▶ [Source document]
● ● ● ●

One grain industry official with experience in takeovers expressed some skepticism, saying a poison pill is usually put in place for a specific reason.
“As a general rule, people don’t wake up one morning and for no reason put a shareholders’ rights plan in place,” said Brian Hayward of Aldare Resources in Winnipeg.
“It’s usually an indication the board of directors is concerned about something.”
Carles acknowledged WIT could be an attractive target while emphasizing he knew of no specific action.
“People are always looking to invest in companies that are profitable and I guess we have been profitable and operating here for 37 years,” he said.
In the year ending Dec. 31, 2008, WIT recorded an after-tax profit of $2.4 million on net operating revenue of $16.7 million and grain handlings of 353,000 tonnes, with low debt levels and a strong balance sheet.
The previous five-year average was a profit of $3.7 million on revenue of $14.3 million and grain handlings of 417 million tonnes.
“I would suspect some people keep their eyes on things like that and we could come on the radar screen at some point,” Carles said.

● ● ● ●

Please carry the article about WIT's shareholders' rights plan forward, starting right after its last sentence. The lines after this text aren't needed for anything.

▶ [Recorded data]
● ● ● ●

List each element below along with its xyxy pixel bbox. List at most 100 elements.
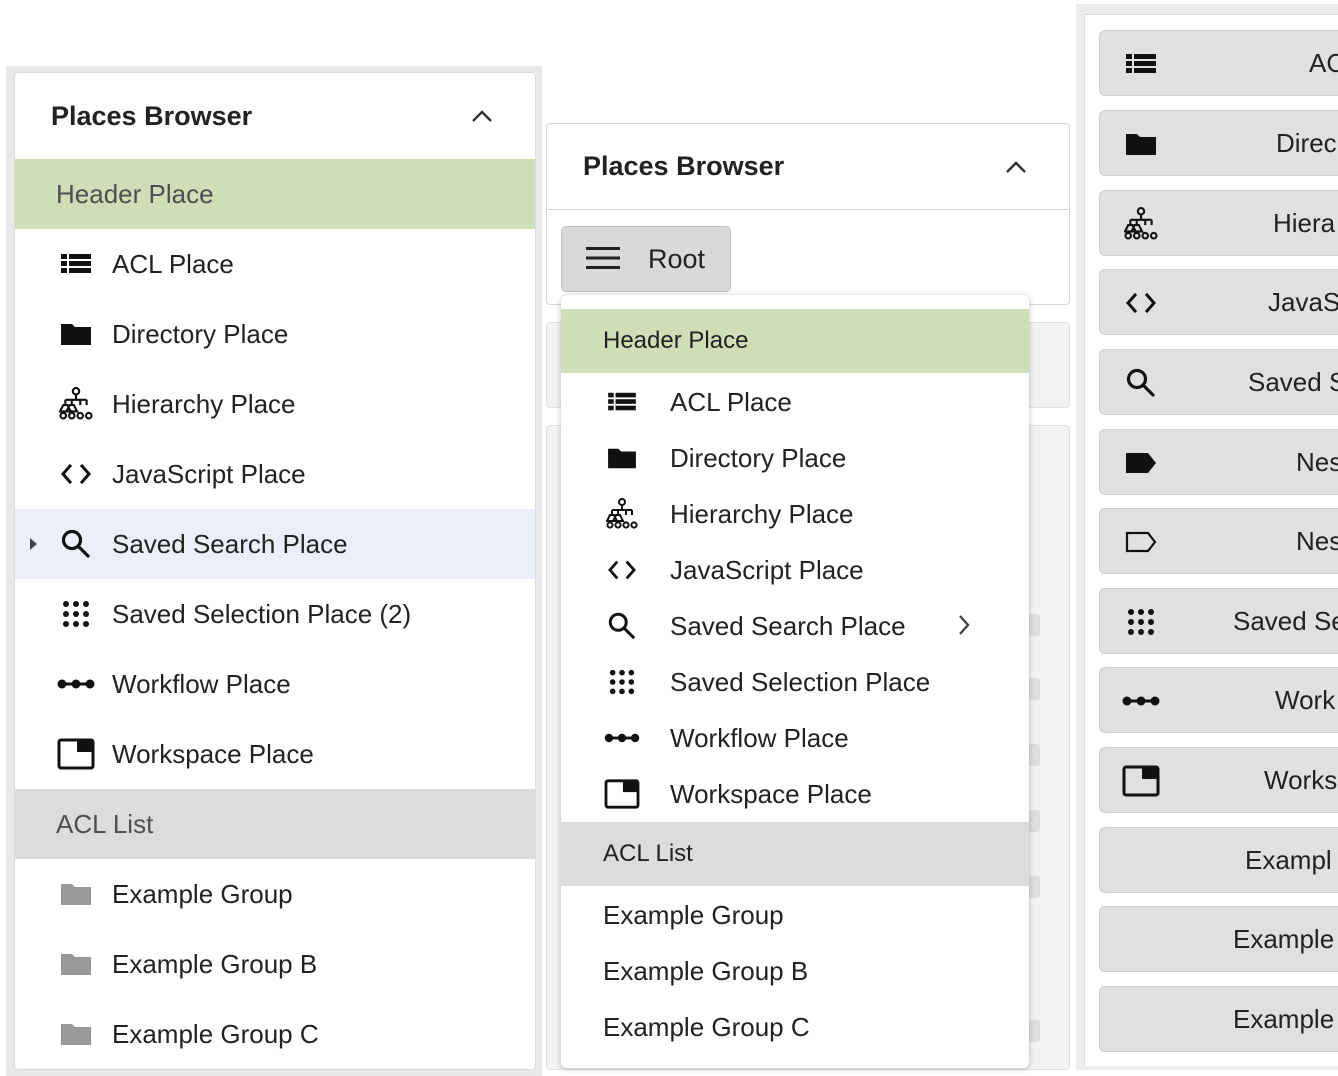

● ● ● ●

▶ [Reply to the exercise]
The company has for a number of years been looking at the possibility of adopting a shareholders’ rights plan as a precautionary measure, he added, and finally decided to go ahead.
“In this day and age, with the way the world is going, you never know what might happen,” he said.
“This will give us a comfort level so we can say, ‘this is in place to help us,’ if something like that should happen.”
Davies added that a rights plan provides a board of directors with time to respond to any unsolicited takeover bid.
Hayward, former chief executive officer of United Grain Growers and Agricore United, has experience on both sides of a takeover.
He said he has no knowledge of any interest in WIT but said even if the company was aware of something, it would be restricted in what it could say publicly.
Putting a plan in place takes time and money and isn’t entered into lightly, he added.
The introductory paragraph of WIT’s 31-page plan states that the purpose of the plan is to ensure that “all shareholders are treated fairly in connection with any takeover offer or bid for the common shares of the corporation, and to ensure that the board of directors is provided with sufficient time to evaluate unsolicited takeover bids and to explore and develop alternatives to maximize shareholder value.”
Shareholders will be asked to ratify the plan at the annual meeting in April.
Under the plan, if any party attempts to buy more than 20 percent of WIT’s shares without having first dealt with the board of directors, a provision is triggered that enables other shareholders to buy shares at half the price being paid by the takeover bidder.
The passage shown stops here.